My husband and I both have Ph.D.s in the same STEM subject from the same university, so educationally we are on the same footing. His career has progressed to tenure, and mine has not. Every time I even hint that I might have been mistreated because of my gender, in terms of invitations to talk or grant applications, we end up having an argument.

He claims to be feminist, and I suppose his rational self is, but the implicit bias is there and he finds it very difficult to act to counter that or even talk about the issues with me without getting angry at me. How would aunt Pythia conduct these discussions at home without a fight? Or should I just not even bother bringing gender issues up with him?

Implicit Bias at Home

Dear IBaH,

Super hard problem, and I have a ton of things to say about it, having worked in the same math department with my husband in two jobs. But first I need to mention that I met my husband when he was being offered professorships and I was still a grad student, so we didn’t have the same exact problem. Still, we had enough.

For example, I experienced an enormous amount of bullshit, especially in my Assistant Professor job, at the hands of my husband’s colleagues. Outrageous shit, which at some point I will blog about. And it was extremely difficult to talk to my wonderful feminist and supportive husband about that treatment, because these people were also his colleagues and he wanted so much to like and be liked by his colleagues.

After much retrospection and many years and jobs later, I’m here to explain what happened there, at least from my perspective. The key phrase to keep in mind is cognitive dissonance. It means you have two opposing sets of beliefs and, since they don’t make any sense when put together, you get really upset when someone tries to bring up both things. And I mean REALLY upset, as in irrational and angry.

When you challenge the fact that he’s being offered good jobs and you’re not, he can’t actually think clearly about it, because the key fact for him is that he’s being offered good jobs and that’s something he’s been working towards for half his life or more. He knows it’s a good thing and therefore cannot be a bad thing. The fact that you’re not getting these nice offers can be a bad thing, considered separately, but he will have a huge problem connecting that bad thing to the thing he knows is good.

Excerpted records.

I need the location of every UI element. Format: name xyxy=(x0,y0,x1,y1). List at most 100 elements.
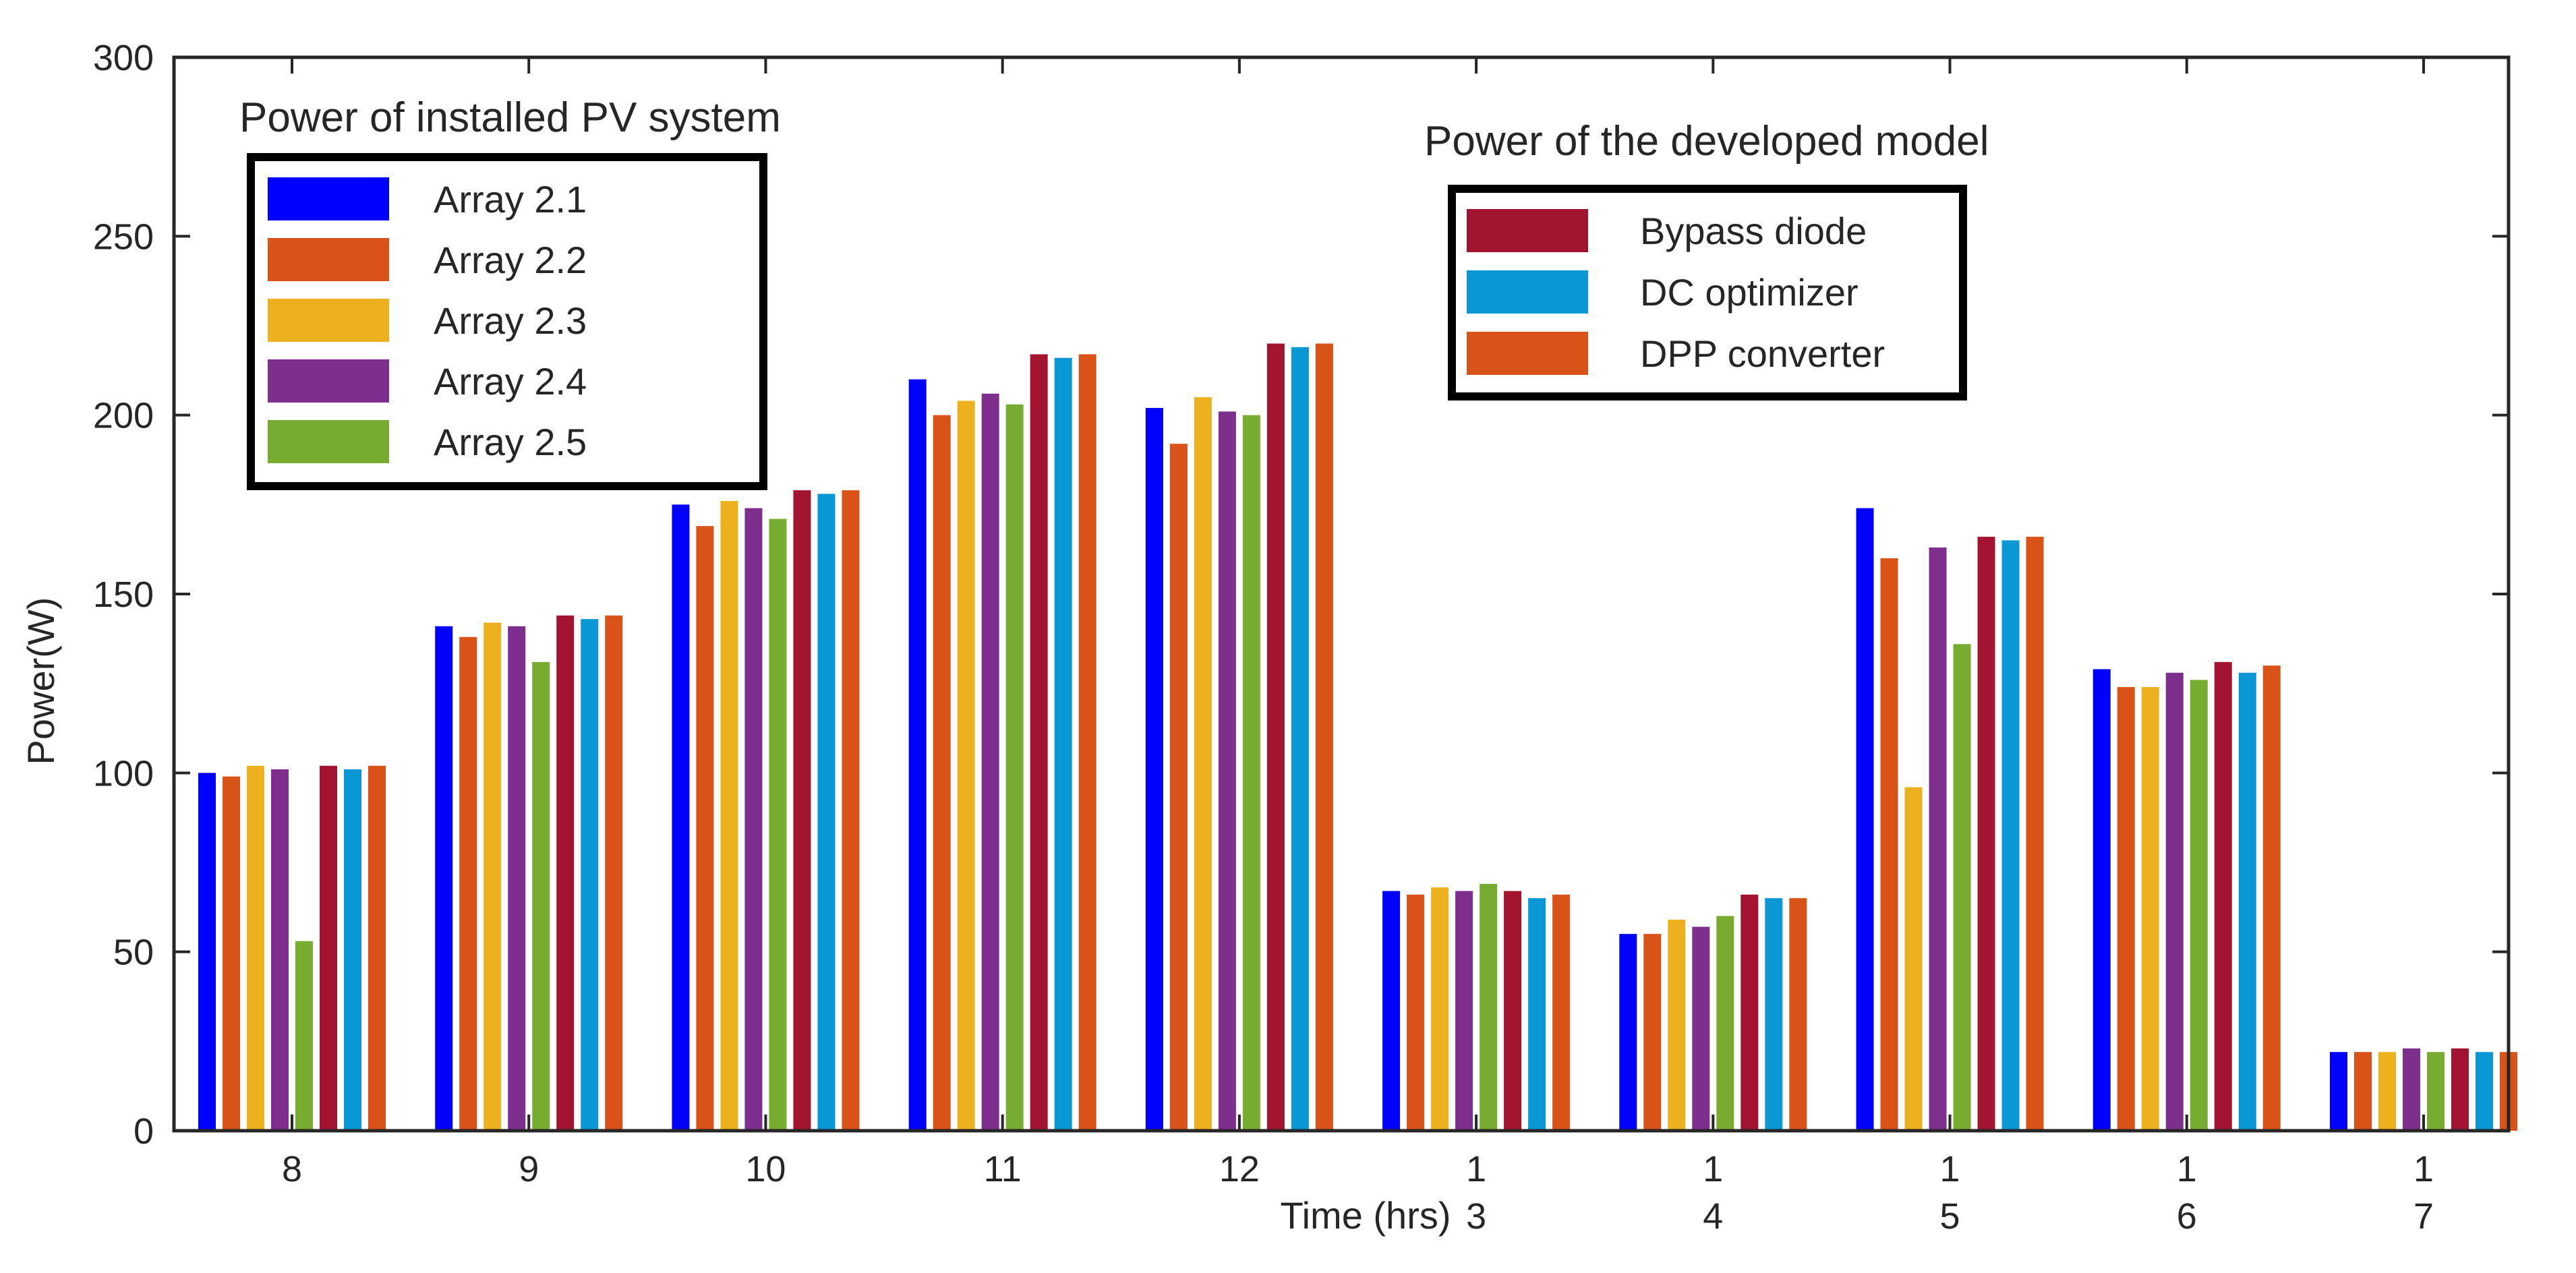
legend-label: DPP converter xyxy=(1640,332,1885,375)
bar-array-2-3-15 xyxy=(1904,787,1923,1131)
legend-label: Array 2.1 xyxy=(434,178,587,220)
x-tick-label-line2: 7 xyxy=(2413,1196,2434,1237)
bar-array-2-5-9 xyxy=(532,661,550,1131)
bar-bypass-diode-9 xyxy=(556,615,575,1131)
bar-dc-optimizer-16 xyxy=(2238,672,2256,1131)
legend-swatch-array-2-1 xyxy=(268,177,389,220)
bar-array-2-4-10 xyxy=(744,508,763,1131)
y-tick-label: 0 xyxy=(134,1111,154,1152)
x-tick-label: 8 xyxy=(282,1149,302,1189)
legend-swatch-array-2-2 xyxy=(268,238,389,281)
legend-label: Array 2.4 xyxy=(434,360,587,403)
legend-label: Array 2.2 xyxy=(434,239,587,281)
bar-array-2-2-16 xyxy=(2117,686,2135,1131)
bar-array-2-1-17 xyxy=(2330,1052,2347,1131)
bar-array-2-5-13 xyxy=(1480,883,1498,1131)
legend-swatch-array-2-4 xyxy=(268,359,389,403)
bar-array-2-1-16 xyxy=(2092,669,2111,1131)
bar-array-2-3-14 xyxy=(1668,919,1686,1131)
bar-array-2-3-10 xyxy=(720,501,738,1131)
bar-array-2-5-11 xyxy=(1005,404,1024,1131)
bar-array-2-4-11 xyxy=(981,393,999,1131)
bar-array-2-4-12 xyxy=(1218,411,1236,1131)
bar-array-2-1-9 xyxy=(435,626,453,1131)
bar-array-2-2-10 xyxy=(696,526,714,1131)
legend-swatch-dpp-converter xyxy=(1467,332,1588,375)
bar-array-2-4-16 xyxy=(2165,672,2184,1131)
bar-array-2-5-15 xyxy=(1953,644,1971,1131)
x-tick-label: 1 xyxy=(1466,1149,1486,1189)
bar-dpp-converter-10 xyxy=(842,490,860,1131)
bar-array-2-4-9 xyxy=(508,626,526,1131)
bar-array-2-3-12 xyxy=(1194,397,1212,1131)
y-tick-label: 250 xyxy=(93,216,154,257)
legend-label: DC optimizer xyxy=(1640,271,1858,314)
bar-array-2-3-11 xyxy=(957,401,975,1131)
legend-label: Bypass diode xyxy=(1640,210,1867,252)
y-axis-title: Power(W) xyxy=(20,597,62,765)
x-tick-label-line2: 3 xyxy=(1466,1196,1486,1237)
legend-swatch-array-2-5 xyxy=(268,420,389,463)
legend-installed-title: Power of installed PV system xyxy=(239,94,781,141)
bar-dc-optimizer-14 xyxy=(1765,898,1783,1131)
bar-array-2-1-14 xyxy=(1619,934,1637,1131)
x-tick-label-line2: 6 xyxy=(2177,1196,2197,1237)
bar-bypass-diode-15 xyxy=(1977,537,1995,1131)
x-tick-label: 1 xyxy=(2413,1149,2434,1189)
bar-array-2-2-11 xyxy=(933,415,951,1131)
x-tick-label: 1 xyxy=(1703,1149,1723,1189)
bar-dc-optimizer-12 xyxy=(1291,347,1309,1131)
bar-bypass-diode-17 xyxy=(2451,1048,2469,1131)
legend-swatch-dc-optimizer xyxy=(1467,270,1588,314)
bar-dpp-converter-14 xyxy=(1789,898,1807,1131)
bar-array-2-5-12 xyxy=(1242,415,1260,1131)
bar-bypass-diode-11 xyxy=(1030,354,1048,1131)
bar-dc-optimizer-15 xyxy=(2001,540,2020,1131)
bar-array-2-1-15 xyxy=(1856,508,1874,1131)
bar-array-2-5-8 xyxy=(295,941,313,1131)
bar-array-2-2-9 xyxy=(459,636,477,1131)
bar-dpp-converter-12 xyxy=(1315,343,1333,1131)
bar-array-2-2-17 xyxy=(2354,1052,2372,1131)
x-tick-label: 12 xyxy=(1219,1149,1260,1189)
bar-array-2-3-17 xyxy=(2378,1052,2396,1131)
legend-developed-model: Power of the developed model Bypass diod… xyxy=(1424,118,1989,401)
legend-label: Array 2.3 xyxy=(434,299,587,342)
bar-dpp-converter-9 xyxy=(605,615,623,1131)
bar-array-2-5-14 xyxy=(1716,916,1734,1131)
bar-array-2-3-13 xyxy=(1431,887,1449,1131)
bar-dpp-converter-11 xyxy=(1078,354,1096,1131)
bar-array-2-1-8 xyxy=(198,773,216,1131)
bar-group xyxy=(198,343,2517,1131)
bar-dpp-converter-15 xyxy=(2026,537,2044,1131)
bar-array-2-4-17 xyxy=(2403,1048,2420,1131)
bar-array-2-3-9 xyxy=(484,622,502,1131)
bar-dc-optimizer-13 xyxy=(1528,898,1546,1131)
x-tick-label: 1 xyxy=(1940,1149,1960,1189)
bar-dc-optimizer-9 xyxy=(581,619,599,1131)
bar-bypass-diode-13 xyxy=(1504,891,1522,1131)
bar-array-2-5-16 xyxy=(2190,680,2208,1131)
bar-dpp-converter-16 xyxy=(2262,665,2281,1131)
y-tick-label: 50 xyxy=(113,932,154,973)
x-tick-label: 9 xyxy=(519,1149,539,1189)
bar-dpp-converter-13 xyxy=(1552,894,1571,1131)
bar-array-2-4-15 xyxy=(1929,547,1947,1131)
bar-bypass-diode-12 xyxy=(1266,343,1285,1131)
bar-array-2-5-17 xyxy=(2427,1052,2445,1131)
bar-array-2-5-10 xyxy=(769,519,787,1131)
bar-array-2-2-15 xyxy=(1880,558,1898,1131)
y-tick-label: 300 xyxy=(93,38,154,78)
bar-dc-optimizer-11 xyxy=(1054,357,1072,1131)
bar-array-2-2-14 xyxy=(1643,934,1662,1131)
x-tick-label-line2: 4 xyxy=(1703,1196,1723,1237)
bar-array-2-2-8 xyxy=(223,776,240,1131)
bar-array-2-4-13 xyxy=(1455,891,1473,1131)
bar-array-2-1-13 xyxy=(1382,891,1401,1131)
bar-array-2-2-13 xyxy=(1407,894,1425,1131)
bar-array-2-1-10 xyxy=(672,504,690,1131)
x-tick-label: 1 xyxy=(2177,1149,2197,1189)
bar-dc-optimizer-8 xyxy=(344,769,361,1131)
y-tick-label: 200 xyxy=(93,396,154,436)
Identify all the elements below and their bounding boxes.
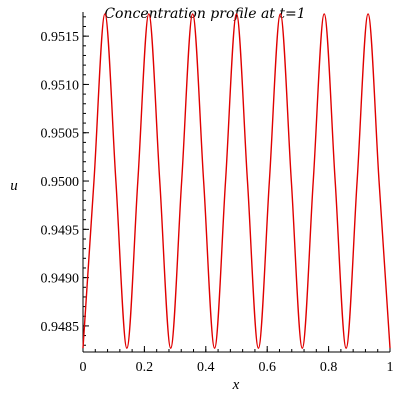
x-axis-label: x bbox=[232, 377, 240, 393]
x-tick-label: 0.2 bbox=[136, 360, 154, 375]
series-line bbox=[82, 13, 391, 349]
x-tick-label: 0 bbox=[80, 360, 87, 375]
y-tick-label: 0.9490 bbox=[41, 272, 80, 287]
y-tick-label: 0.9500 bbox=[41, 175, 80, 190]
series-layer bbox=[82, 13, 391, 349]
x-axis: 0 0.2 0.4 0.6 0.8 1 bbox=[80, 346, 394, 375]
y-axis: 0.9485 0.9490 0.9495 0.9500 0.9505 0.9510 0.95… bbox=[41, 12, 89, 352]
y-tick-label: 0.9485 bbox=[41, 320, 80, 335]
y-tick-label: 0.9495 bbox=[41, 223, 80, 238]
y-tick-label: 0.9515 bbox=[41, 30, 80, 45]
x-tick-label: 0.4 bbox=[197, 360, 215, 375]
x-tick-label: 1 bbox=[387, 360, 394, 375]
y-tick-label: 0.9510 bbox=[41, 78, 80, 93]
x-tick-label: 0.8 bbox=[320, 360, 338, 375]
chart-title: Concentration profile at t=1 bbox=[104, 6, 305, 22]
x-tick-label: 0.6 bbox=[258, 360, 276, 375]
y-tick-label: 0.9505 bbox=[41, 127, 80, 142]
y-axis-label: u bbox=[10, 178, 18, 194]
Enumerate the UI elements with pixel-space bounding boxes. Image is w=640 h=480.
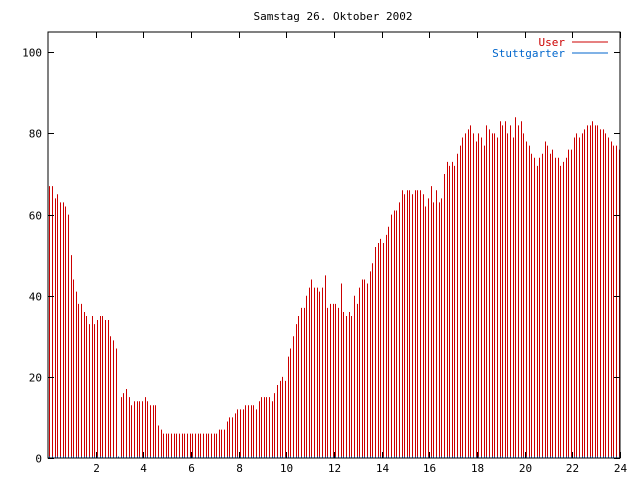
y-tick-label-60: 60 bbox=[29, 210, 42, 223]
x-tick-label-24: 24 bbox=[614, 462, 628, 475]
series-user bbox=[49, 117, 620, 458]
x-tick-label-10: 10 bbox=[280, 462, 293, 475]
y-tick-label-0: 0 bbox=[35, 453, 42, 466]
x-tick-label-2: 2 bbox=[93, 462, 100, 475]
legend-label-stuttgarter: Stuttgarter bbox=[492, 47, 565, 60]
x-tick-label-12: 12 bbox=[328, 462, 341, 475]
legend-label-user: User bbox=[539, 36, 566, 49]
chart-title: Samstag 26. Oktober 2002 bbox=[254, 10, 413, 23]
y-tick-label-100: 100 bbox=[22, 47, 42, 60]
x-tick-label-16: 16 bbox=[423, 462, 436, 475]
bars-layer bbox=[49, 117, 620, 458]
y-tick-label-20: 20 bbox=[29, 372, 42, 385]
x-tick-label-4: 4 bbox=[140, 462, 147, 475]
x-tick-label-6: 6 bbox=[188, 462, 195, 475]
x-tick-label-22: 22 bbox=[566, 462, 579, 475]
x-tick-label-20: 20 bbox=[519, 462, 532, 475]
y-tick-label-80: 80 bbox=[29, 128, 42, 141]
y-tick-label-40: 40 bbox=[29, 291, 42, 304]
x-tick-label-8: 8 bbox=[236, 462, 243, 475]
x-tick-label-18: 18 bbox=[471, 462, 484, 475]
x-tick-label-14: 14 bbox=[376, 462, 390, 475]
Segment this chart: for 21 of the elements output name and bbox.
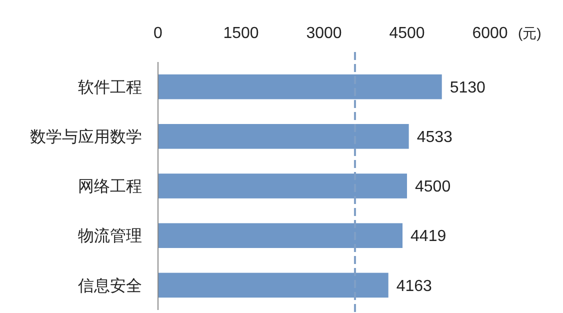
bar [158,272,388,298]
x-tick-label: 6000 [472,25,508,42]
x-axis-title: (元) [518,25,542,41]
data-label: 4419 [410,228,446,246]
bar [158,174,407,198]
y-tick-label: 物流管理 [78,227,142,246]
y-tick-label: 网络工程 [78,178,142,196]
x-tick-label: 0 [154,25,163,42]
bar [158,124,409,149]
data-label: 4163 [396,278,432,295]
data-label: 4500 [415,178,451,196]
y-tick-label: 信息安全 [78,276,142,295]
data-label: 4533 [416,129,453,146]
y-tick-label: 软件工程 [78,79,142,96]
x-tick-label: 1500 [223,25,259,42]
bar [158,223,403,248]
x-tick-label: 4500 [389,25,425,42]
x-tick-label: 3000 [306,25,342,42]
bar [158,74,442,100]
y-tick-label: 数学与应用数学 [30,128,142,146]
data-label: 5130 [450,79,486,96]
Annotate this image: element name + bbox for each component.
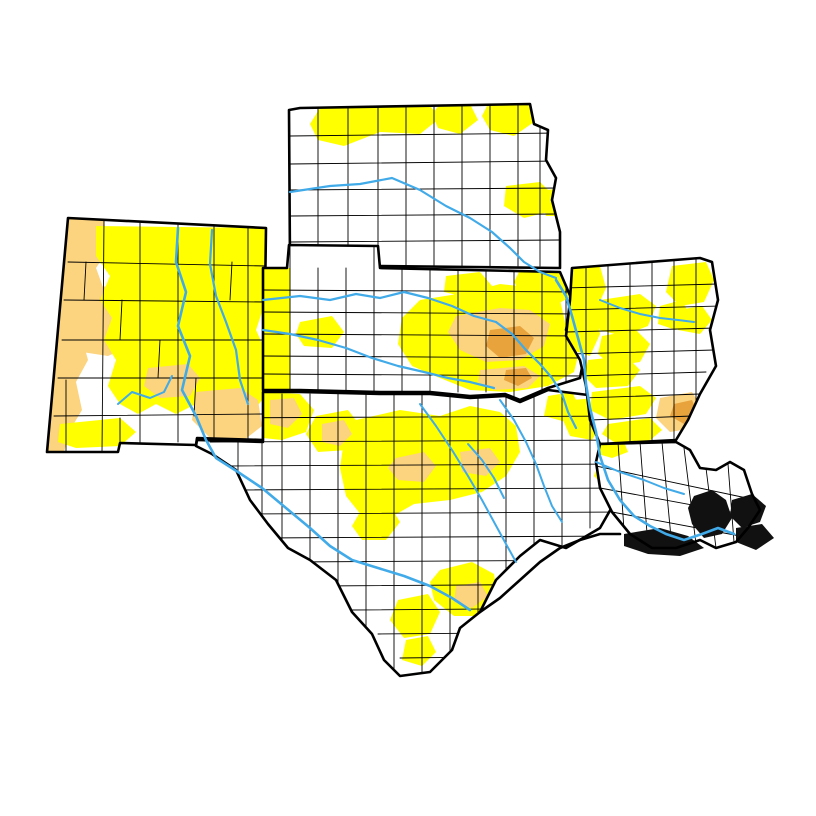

Exercise instructions.
Summarize the advice column above in two sentences.

Task output.
The letter writer has the same STEM Ph.D. from the same university as her husband, but only he has reached tenure, and they argue whenever she suggests she was treated unfairly because of her gender, so she asks how to talk about it without a fight or whether to drop the subject. The columnist, who worked in the same math department as their own husband and found it hard to talk with him about mistreatment from his colleagues, explains such angry reactions as cognitive dissonance: a husband who knows his good job offers are a good thing has great trouble connecting them to the bad fact that his wife isn't getting such offers.